WORK INSTRUCTIONS: For each line below that includes the word "Simon", make a copy.

RAW DATA:
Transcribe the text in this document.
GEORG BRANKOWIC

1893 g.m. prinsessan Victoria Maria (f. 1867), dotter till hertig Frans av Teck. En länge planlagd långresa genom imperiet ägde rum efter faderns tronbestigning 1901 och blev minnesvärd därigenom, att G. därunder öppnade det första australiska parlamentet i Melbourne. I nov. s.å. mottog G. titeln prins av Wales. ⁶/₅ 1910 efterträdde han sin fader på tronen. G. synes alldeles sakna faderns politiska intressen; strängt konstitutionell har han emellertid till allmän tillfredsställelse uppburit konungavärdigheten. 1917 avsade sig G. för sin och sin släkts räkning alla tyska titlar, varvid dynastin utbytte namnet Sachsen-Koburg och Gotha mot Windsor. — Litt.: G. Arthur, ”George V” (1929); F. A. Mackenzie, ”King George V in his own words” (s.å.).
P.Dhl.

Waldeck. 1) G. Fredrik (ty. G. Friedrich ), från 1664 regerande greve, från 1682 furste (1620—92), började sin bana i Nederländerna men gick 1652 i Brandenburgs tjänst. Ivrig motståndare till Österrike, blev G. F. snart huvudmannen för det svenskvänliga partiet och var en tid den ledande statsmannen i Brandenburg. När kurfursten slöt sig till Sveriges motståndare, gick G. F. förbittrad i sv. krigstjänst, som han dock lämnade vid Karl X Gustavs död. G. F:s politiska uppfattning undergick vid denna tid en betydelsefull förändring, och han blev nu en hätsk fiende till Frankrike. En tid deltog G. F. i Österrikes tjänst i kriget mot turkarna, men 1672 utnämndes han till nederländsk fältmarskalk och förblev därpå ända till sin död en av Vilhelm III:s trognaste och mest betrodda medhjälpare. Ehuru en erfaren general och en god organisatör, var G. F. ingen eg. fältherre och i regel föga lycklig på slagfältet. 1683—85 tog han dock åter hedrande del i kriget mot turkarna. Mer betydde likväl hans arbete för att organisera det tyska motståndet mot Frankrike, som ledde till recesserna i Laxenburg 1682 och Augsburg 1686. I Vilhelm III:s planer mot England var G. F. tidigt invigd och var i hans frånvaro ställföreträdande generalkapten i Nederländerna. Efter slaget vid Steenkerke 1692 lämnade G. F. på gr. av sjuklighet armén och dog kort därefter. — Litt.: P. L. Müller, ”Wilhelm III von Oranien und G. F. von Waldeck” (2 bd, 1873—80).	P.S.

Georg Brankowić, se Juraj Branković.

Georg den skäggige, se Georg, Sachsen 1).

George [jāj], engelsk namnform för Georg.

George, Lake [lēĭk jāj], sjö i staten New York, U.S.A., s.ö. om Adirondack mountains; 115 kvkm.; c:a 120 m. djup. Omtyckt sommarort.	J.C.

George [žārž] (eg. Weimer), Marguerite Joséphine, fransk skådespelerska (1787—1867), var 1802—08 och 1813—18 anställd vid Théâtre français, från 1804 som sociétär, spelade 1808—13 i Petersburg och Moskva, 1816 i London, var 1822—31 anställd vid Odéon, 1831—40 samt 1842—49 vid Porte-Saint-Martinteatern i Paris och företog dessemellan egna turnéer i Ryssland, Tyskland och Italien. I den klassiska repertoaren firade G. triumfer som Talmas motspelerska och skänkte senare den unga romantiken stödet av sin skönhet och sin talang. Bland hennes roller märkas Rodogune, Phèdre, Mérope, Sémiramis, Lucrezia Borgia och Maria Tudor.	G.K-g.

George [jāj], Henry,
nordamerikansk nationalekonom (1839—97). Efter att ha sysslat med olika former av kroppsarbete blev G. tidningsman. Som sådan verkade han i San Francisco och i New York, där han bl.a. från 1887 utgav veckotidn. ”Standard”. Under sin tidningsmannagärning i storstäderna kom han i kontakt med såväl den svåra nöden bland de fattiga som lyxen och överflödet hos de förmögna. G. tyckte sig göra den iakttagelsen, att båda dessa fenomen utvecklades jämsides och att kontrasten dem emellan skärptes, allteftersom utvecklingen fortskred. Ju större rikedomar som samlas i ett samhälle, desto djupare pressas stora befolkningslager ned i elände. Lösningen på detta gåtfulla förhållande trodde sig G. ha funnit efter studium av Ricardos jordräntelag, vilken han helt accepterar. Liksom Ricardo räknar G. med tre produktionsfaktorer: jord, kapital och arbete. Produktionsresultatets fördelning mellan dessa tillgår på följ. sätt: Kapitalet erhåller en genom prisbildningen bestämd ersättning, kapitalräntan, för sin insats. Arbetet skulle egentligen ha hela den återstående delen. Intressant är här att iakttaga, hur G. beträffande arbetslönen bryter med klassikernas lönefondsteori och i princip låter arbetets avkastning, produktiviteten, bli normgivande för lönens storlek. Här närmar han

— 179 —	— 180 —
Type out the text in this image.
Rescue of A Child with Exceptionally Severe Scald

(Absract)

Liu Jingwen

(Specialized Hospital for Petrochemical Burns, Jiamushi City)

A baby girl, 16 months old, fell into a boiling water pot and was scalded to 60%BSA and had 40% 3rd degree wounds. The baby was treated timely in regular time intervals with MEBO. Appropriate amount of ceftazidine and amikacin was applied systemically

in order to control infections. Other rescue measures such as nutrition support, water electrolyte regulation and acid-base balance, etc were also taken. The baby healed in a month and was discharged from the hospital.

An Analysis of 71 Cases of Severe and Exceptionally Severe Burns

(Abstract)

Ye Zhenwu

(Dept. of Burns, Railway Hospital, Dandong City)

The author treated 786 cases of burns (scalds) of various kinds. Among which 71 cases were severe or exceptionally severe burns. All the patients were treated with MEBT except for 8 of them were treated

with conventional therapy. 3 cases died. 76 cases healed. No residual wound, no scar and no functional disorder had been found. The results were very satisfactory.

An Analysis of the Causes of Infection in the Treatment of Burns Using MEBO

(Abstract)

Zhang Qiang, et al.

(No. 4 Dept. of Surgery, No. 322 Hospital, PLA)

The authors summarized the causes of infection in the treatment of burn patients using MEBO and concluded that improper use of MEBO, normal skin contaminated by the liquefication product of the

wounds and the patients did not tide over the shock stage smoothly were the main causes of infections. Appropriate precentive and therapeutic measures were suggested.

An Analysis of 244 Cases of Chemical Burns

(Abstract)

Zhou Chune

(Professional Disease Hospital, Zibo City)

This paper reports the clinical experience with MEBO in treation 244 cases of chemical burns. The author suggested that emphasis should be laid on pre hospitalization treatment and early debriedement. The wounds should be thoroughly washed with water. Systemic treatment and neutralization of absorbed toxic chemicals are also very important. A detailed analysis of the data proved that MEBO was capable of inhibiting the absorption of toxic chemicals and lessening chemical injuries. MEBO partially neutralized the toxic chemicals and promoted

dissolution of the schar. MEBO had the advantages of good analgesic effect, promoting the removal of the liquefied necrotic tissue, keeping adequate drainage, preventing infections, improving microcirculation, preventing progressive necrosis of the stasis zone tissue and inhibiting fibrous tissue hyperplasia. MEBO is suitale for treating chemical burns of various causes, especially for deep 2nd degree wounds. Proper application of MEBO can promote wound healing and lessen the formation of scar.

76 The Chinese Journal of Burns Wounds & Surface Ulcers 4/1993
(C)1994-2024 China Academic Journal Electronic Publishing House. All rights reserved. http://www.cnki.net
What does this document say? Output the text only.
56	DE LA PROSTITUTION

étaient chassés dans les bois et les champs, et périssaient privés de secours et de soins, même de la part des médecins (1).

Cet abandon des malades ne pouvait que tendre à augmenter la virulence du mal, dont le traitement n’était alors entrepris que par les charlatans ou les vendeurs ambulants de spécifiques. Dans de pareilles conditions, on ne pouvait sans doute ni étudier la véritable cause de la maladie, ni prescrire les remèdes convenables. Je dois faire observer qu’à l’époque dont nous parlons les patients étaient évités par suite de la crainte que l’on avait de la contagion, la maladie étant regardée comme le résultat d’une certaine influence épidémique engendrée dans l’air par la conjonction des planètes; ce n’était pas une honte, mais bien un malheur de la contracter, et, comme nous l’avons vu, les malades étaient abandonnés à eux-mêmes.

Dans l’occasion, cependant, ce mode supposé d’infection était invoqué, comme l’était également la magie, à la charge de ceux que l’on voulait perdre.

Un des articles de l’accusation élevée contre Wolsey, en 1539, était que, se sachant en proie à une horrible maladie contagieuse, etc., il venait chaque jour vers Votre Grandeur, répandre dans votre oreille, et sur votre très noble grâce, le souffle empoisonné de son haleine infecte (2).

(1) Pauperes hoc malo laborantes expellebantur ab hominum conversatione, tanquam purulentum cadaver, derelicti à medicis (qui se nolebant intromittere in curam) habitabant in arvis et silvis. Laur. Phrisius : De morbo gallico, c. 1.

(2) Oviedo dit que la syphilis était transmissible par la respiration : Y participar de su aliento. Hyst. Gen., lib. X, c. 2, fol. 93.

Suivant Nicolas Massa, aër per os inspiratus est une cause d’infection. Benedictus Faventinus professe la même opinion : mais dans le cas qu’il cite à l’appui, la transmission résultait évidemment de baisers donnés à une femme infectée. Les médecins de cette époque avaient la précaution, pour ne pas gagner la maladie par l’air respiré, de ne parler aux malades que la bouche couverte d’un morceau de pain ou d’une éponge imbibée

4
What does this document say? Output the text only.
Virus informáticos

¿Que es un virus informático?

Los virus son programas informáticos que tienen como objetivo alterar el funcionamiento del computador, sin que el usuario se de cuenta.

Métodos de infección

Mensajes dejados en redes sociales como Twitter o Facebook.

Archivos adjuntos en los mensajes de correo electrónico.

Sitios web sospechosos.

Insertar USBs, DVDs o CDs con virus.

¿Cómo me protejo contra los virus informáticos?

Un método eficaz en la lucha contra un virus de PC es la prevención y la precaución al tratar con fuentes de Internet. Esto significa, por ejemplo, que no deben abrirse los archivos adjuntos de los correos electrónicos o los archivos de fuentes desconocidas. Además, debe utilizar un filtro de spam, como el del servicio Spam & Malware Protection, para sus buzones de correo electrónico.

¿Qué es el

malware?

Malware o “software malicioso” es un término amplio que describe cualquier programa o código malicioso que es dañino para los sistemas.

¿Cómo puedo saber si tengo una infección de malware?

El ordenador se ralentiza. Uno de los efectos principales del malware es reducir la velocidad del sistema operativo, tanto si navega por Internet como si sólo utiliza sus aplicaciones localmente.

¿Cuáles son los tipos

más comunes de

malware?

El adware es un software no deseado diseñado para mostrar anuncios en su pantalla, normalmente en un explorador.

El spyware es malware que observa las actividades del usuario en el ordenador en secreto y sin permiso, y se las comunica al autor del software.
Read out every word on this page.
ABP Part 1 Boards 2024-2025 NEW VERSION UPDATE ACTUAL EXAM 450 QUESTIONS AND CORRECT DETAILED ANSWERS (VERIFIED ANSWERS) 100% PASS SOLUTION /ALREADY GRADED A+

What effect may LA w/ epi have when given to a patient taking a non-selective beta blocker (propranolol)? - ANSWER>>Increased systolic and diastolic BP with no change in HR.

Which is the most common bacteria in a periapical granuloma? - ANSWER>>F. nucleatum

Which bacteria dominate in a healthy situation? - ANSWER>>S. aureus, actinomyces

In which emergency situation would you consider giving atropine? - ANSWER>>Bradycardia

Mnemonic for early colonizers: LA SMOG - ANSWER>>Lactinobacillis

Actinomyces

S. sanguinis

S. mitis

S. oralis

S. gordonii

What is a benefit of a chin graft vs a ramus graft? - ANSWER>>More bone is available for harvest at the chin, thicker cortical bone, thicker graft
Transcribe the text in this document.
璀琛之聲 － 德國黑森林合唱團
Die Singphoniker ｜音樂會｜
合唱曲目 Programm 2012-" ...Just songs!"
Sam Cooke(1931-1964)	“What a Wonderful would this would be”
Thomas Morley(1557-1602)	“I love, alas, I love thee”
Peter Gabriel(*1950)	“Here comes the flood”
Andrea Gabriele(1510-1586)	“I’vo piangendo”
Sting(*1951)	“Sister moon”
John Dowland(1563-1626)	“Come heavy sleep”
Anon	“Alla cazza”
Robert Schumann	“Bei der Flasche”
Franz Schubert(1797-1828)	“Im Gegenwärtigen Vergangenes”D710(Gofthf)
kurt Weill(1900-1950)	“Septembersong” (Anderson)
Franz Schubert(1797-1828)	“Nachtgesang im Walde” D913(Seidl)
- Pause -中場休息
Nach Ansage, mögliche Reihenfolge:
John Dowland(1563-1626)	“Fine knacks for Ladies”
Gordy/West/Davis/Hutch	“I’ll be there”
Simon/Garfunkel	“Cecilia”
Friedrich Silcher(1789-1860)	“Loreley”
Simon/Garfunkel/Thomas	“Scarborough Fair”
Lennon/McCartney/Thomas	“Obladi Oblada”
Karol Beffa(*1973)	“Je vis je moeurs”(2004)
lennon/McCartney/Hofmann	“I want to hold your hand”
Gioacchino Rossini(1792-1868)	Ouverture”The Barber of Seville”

ANSWER BOX:
Simon/Garfunkel	“Cecilia”
Simon/Garfunkel/Thomas	“Scarborough Fair”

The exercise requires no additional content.